Collected data
>>>>
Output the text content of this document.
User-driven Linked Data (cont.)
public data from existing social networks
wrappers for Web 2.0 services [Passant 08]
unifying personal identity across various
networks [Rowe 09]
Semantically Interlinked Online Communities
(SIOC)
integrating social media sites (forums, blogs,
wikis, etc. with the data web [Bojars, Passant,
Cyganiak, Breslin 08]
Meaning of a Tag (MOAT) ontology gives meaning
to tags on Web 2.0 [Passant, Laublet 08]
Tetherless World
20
<<<<
>>>>
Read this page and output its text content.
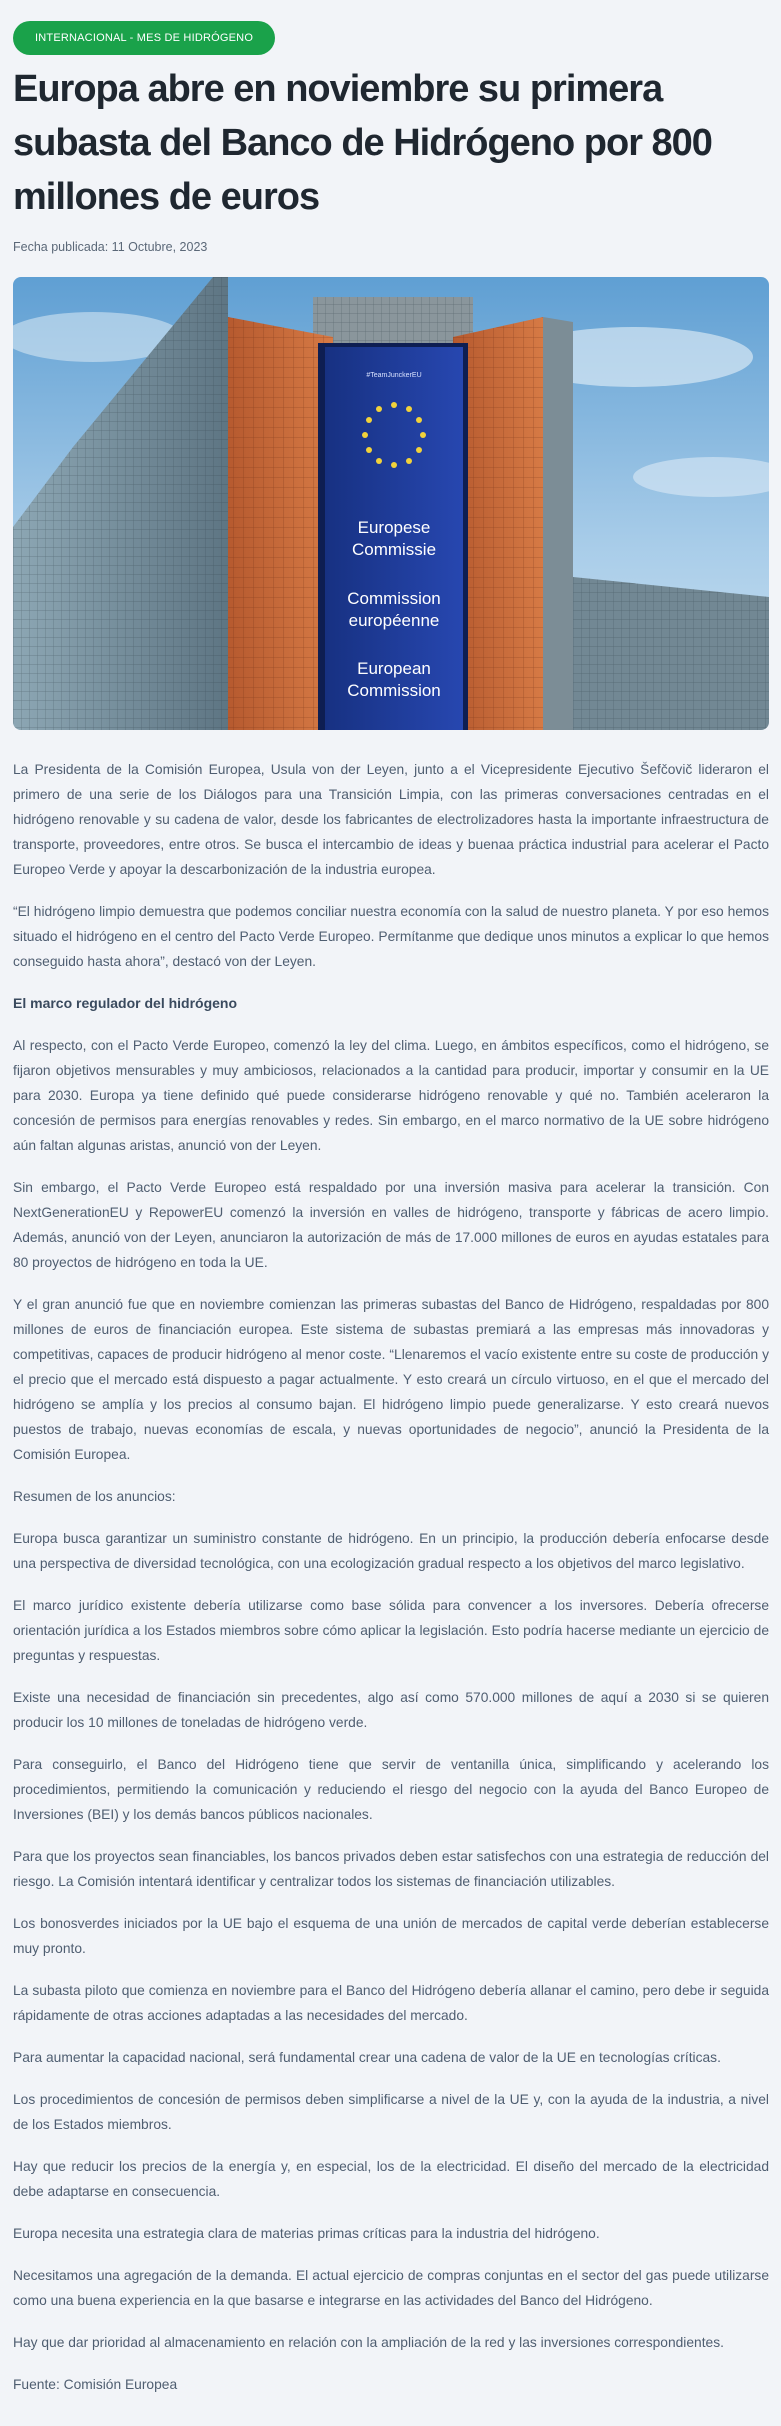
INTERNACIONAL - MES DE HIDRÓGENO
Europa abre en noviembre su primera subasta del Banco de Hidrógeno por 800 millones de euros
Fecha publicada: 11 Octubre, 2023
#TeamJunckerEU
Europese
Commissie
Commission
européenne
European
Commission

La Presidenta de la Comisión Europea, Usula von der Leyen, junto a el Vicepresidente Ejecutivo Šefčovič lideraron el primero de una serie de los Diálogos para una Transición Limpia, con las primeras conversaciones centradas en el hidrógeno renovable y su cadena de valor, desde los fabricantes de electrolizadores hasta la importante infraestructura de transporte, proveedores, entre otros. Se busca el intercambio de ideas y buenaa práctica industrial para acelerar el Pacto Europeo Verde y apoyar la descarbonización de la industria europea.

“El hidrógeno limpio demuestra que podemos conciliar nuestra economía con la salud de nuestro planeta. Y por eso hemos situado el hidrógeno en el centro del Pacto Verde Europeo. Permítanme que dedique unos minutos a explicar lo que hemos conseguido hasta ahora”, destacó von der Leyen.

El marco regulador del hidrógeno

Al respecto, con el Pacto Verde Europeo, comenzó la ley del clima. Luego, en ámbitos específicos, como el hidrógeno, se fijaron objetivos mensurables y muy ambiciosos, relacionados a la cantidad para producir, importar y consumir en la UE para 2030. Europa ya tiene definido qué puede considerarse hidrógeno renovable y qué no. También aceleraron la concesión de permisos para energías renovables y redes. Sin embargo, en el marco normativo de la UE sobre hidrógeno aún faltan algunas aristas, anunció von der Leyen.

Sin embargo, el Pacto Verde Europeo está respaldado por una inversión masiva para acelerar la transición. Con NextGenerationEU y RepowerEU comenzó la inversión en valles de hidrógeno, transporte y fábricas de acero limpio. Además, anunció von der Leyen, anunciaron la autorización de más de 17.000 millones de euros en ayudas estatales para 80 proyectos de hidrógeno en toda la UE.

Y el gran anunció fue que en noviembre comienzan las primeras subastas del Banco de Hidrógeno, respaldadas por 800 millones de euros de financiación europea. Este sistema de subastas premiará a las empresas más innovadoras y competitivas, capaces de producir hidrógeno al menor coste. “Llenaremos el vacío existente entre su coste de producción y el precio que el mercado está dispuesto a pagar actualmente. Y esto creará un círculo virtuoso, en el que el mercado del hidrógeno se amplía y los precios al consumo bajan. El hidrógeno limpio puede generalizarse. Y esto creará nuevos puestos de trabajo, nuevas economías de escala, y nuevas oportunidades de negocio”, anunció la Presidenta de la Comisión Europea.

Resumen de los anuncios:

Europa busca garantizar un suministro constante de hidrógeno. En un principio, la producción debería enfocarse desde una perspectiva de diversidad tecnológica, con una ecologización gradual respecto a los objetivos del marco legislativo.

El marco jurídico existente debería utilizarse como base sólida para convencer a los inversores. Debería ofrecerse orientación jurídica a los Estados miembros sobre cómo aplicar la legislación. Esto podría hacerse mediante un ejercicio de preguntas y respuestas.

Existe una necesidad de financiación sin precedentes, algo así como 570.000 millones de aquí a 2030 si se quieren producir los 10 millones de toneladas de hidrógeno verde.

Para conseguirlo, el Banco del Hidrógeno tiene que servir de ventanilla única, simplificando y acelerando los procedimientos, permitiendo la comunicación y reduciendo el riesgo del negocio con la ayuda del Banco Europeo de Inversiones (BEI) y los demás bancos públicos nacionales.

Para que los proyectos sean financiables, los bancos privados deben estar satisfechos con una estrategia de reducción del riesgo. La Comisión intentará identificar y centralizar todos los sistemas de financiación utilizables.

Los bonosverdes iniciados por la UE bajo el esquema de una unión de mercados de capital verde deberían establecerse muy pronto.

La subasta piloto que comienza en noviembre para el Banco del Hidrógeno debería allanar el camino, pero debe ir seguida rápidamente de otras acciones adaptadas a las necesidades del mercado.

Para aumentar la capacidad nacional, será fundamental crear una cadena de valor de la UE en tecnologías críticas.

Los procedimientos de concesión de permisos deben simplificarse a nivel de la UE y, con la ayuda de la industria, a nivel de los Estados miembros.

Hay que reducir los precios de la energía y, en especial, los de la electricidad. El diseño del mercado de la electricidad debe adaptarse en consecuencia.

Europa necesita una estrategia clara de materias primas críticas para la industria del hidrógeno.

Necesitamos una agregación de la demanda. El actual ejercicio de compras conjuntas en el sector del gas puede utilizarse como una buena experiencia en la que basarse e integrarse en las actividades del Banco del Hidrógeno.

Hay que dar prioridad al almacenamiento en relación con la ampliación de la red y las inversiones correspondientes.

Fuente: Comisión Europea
<<<<
Prompt
Copy, from the material, each line that holds the string "tiene".

Full answer
Al respecto, con el Pacto Verde Europeo, comenzó la ley del clima. Luego, en ámbitos específicos, como el hidrógeno, se fijaron objetivos mensurables y muy ambiciosos, relacionados a la cantidad para producir, importar y consumir en la UE para 2030. Europa ya tiene definido qué puede considerarse hidrógeno renovable y qué no. También aceleraron la concesión de permisos para energías renovables y redes. Sin embargo, en el marco normativo de la UE sobre hidrógeno aún faltan algunas aristas, anunció von der Leyen.
Para conseguirlo, el Banco del Hidrógeno tiene que servir de ventanilla única, simplificando y acelerando los procedimientos, permitiendo la comunicación y reduciendo el riesgo del negocio con la ayuda del Banco Europeo de Inversiones (BEI) y los demás bancos públicos nacionales.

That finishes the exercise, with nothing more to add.